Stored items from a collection
_ _ _ _ _

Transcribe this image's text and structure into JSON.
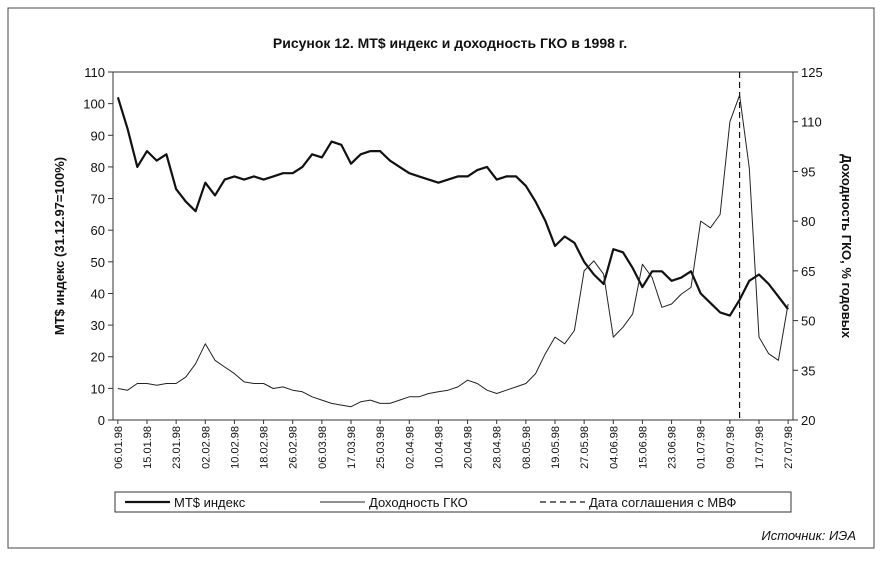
{
  "chart_data": {
    "type": "line",
    "title": "Рисунок 12. MT$ индекс и доходность ГКО в 1998 г.",
    "y_label": "MT$ индекс (31.12.97=100%)",
    "y2_label": "Доходность ГКО, % годовых",
    "source": "Источник: ИЭА",
    "categories": [
      "06.01.98",
      null,
      null,
      "15.01.98",
      null,
      null,
      "23.01.98",
      null,
      null,
      "02.02.98",
      null,
      null,
      "10.02.98",
      null,
      null,
      "18.02.98",
      null,
      null,
      "26.02.98",
      null,
      null,
      "06.03.98",
      null,
      null,
      "17.03.98",
      null,
      null,
      "25.03.98",
      null,
      null,
      "02.04.98",
      null,
      null,
      "10.04.98",
      null,
      null,
      "20.04.98",
      null,
      null,
      "28.04.98",
      null,
      null,
      "08.05.98",
      null,
      null,
      "19.05.98",
      null,
      null,
      "27.05.98",
      null,
      null,
      "04.06.98",
      null,
      null,
      "15.06.98",
      null,
      null,
      "23.06.98",
      null,
      null,
      "01.07.98",
      null,
      null,
      "09.07.98",
      null,
      null,
      "17.07.98",
      null,
      null,
      "27.07.98"
    ],
    "series": [
      {
        "name": "MT$ индекс",
        "color": "#111111",
        "width": 2.2,
        "values": [
          102,
          92,
          80,
          85,
          82,
          84,
          73,
          69,
          66,
          75,
          71,
          76,
          77,
          76,
          77,
          76,
          77,
          78,
          78,
          80,
          84,
          83,
          88,
          87,
          81,
          84,
          85,
          85,
          82,
          80,
          78,
          77,
          76,
          75,
          76,
          77,
          77,
          79,
          80,
          76,
          77,
          77,
          74,
          69,
          63,
          55,
          58,
          56,
          50,
          46,
          43,
          54,
          53,
          48,
          42,
          47,
          47,
          44,
          45,
          47,
          40,
          37,
          34,
          33,
          38,
          44,
          46,
          43,
          39,
          35
        ]
      },
      {
        "name": "Доходность ГКО",
        "color": "#222222",
        "width": 1,
        "axis": "y2",
        "values": [
          29.5,
          29,
          31,
          31,
          30.5,
          31,
          31,
          33,
          37,
          43,
          38,
          36,
          34,
          31.5,
          31,
          31,
          29.5,
          30,
          29,
          28.5,
          27,
          26,
          25,
          24.5,
          24,
          25.5,
          26,
          25,
          25,
          26,
          27,
          27,
          28,
          28.5,
          29,
          30,
          32,
          31,
          29,
          28,
          29,
          30,
          31,
          34,
          40,
          45,
          43,
          47,
          65,
          68,
          64,
          45,
          48,
          52,
          67,
          63,
          54,
          55,
          58,
          60,
          80,
          78,
          82,
          110,
          118,
          96,
          45,
          40,
          38,
          55
        ]
      }
    ],
    "vline": {
      "name": "Дата соглашения с МВФ",
      "at": 64,
      "color": "#111111"
    },
    "ylim": [
      0,
      110
    ],
    "yticks": [
      0,
      10,
      20,
      30,
      40,
      50,
      60,
      70,
      80,
      90,
      100,
      110
    ],
    "y2lim": [
      20,
      125
    ],
    "y2ticks": [
      20,
      35,
      50,
      65,
      80,
      95,
      110,
      125
    ],
    "grid": false
  }
}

_ _ _ _ _

## [What you need to do]
Reproduce every record word for word. The copy must contain no pictures.

## [The solution]
Transcribe this image's text and structure into JSON.
{
  "chart_data": {
    "type": "line",
    "title": "Рисунок 12. MT$ индекс и доходность ГКО в 1998 г.",
    "y_label": "MT$ индекс (31.12.97=100%)",
    "y2_label": "Доходность ГКО, % годовых",
    "source": "Источник: ИЭА",
    "categories": [
      "06.01.98",
      null,
      null,
      "15.01.98",
      null,
      null,
      "23.01.98",
      null,
      null,
      "02.02.98",
      null,
      null,
      "10.02.98",
      null,
      null,
      "18.02.98",
      null,
      null,
      "26.02.98",
      null,
      null,
      "06.03.98",
      null,
      null,
      "17.03.98",
      null,
      null,
      "25.03.98",
      null,
      null,
      "02.04.98",
      null,
      null,
      "10.04.98",
      null,
      null,
      "20.04.98",
      null,
      null,
      "28.04.98",
      null,
      null,
      "08.05.98",
      null,
      null,
      "19.05.98",
      null,
      null,
      "27.05.98",
      null,
      null,
      "04.06.98",
      null,
      null,
      "15.06.98",
      null,
      null,
      "23.06.98",
      null,
      null,
      "01.07.98",
      null,
      null,
      "09.07.98",
      null,
      null,
      "17.07.98",
      null,
      null,
      "27.07.98"
    ],
    "series": [
      {
        "name": "MT$ индекс",
        "color": "#111111",
        "width": 2.2,
        "values": [
          102,
          92,
          80,
          85,
          82,
          84,
          73,
          69,
          66,
          75,
          71,
          76,
          77,
          76,
          77,
          76,
          77,
          78,
          78,
          80,
          84,
          83,
          88,
          87,
          81,
          84,
          85,
          85,
          82,
          80,
          78,
          77,
          76,
          75,
          76,
          77,
          77,
          79,
          80,
          76,
          77,
          77,
          74,
          69,
          63,
          55,
          58,
          56,
          50,
          46,
          43,
          54,
          53,
          48,
          42,
          47,
          47,
          44,
          45,
          47,
          40,
          37,
          34,
          33,
          38,
          44,
          46,
          43,
          39,
          35
        ]
      },
      {
        "name": "Доходность ГКО",
        "color": "#222222",
        "width": 1,
        "axis": "y2",
        "values": [
          29.5,
          29,
          31,
          31,
          30.5,
          31,
          31,
          33,
          37,
          43,
          38,
          36,
          34,
          31.5,
          31,
          31,
          29.5,
          30,
          29,
          28.5,
          27,
          26,
          25,
          24.5,
          24,
          25.5,
          26,
          25,
          25,
          26,
          27,
          27,
          28,
          28.5,
          29,
          30,
          32,
          31,
          29,
          28,
          29,
          30,
          31,
          34,
          40,
          45,
          43,
          47,
          65,
          68,
          64,
          45,
          48,
          52,
          67,
          63,
          54,
          55,
          58,
          60,
          80,
          78,
          82,
          110,
          118,
          96,
          45,
          40,
          38,
          55
        ]
      }
    ],
    "vline": {
      "name": "Дата соглашения с МВФ",
      "at": 64,
      "color": "#111111"
    },
    "ylim": [
      0,
      110
    ],
    "yticks": [
      0,
      10,
      20,
      30,
      40,
      50,
      60,
      70,
      80,
      90,
      100,
      110
    ],
    "y2lim": [
      20,
      125
    ],
    "y2ticks": [
      20,
      35,
      50,
      65,
      80,
      95,
      110,
      125
    ],
    "grid": false
  }
}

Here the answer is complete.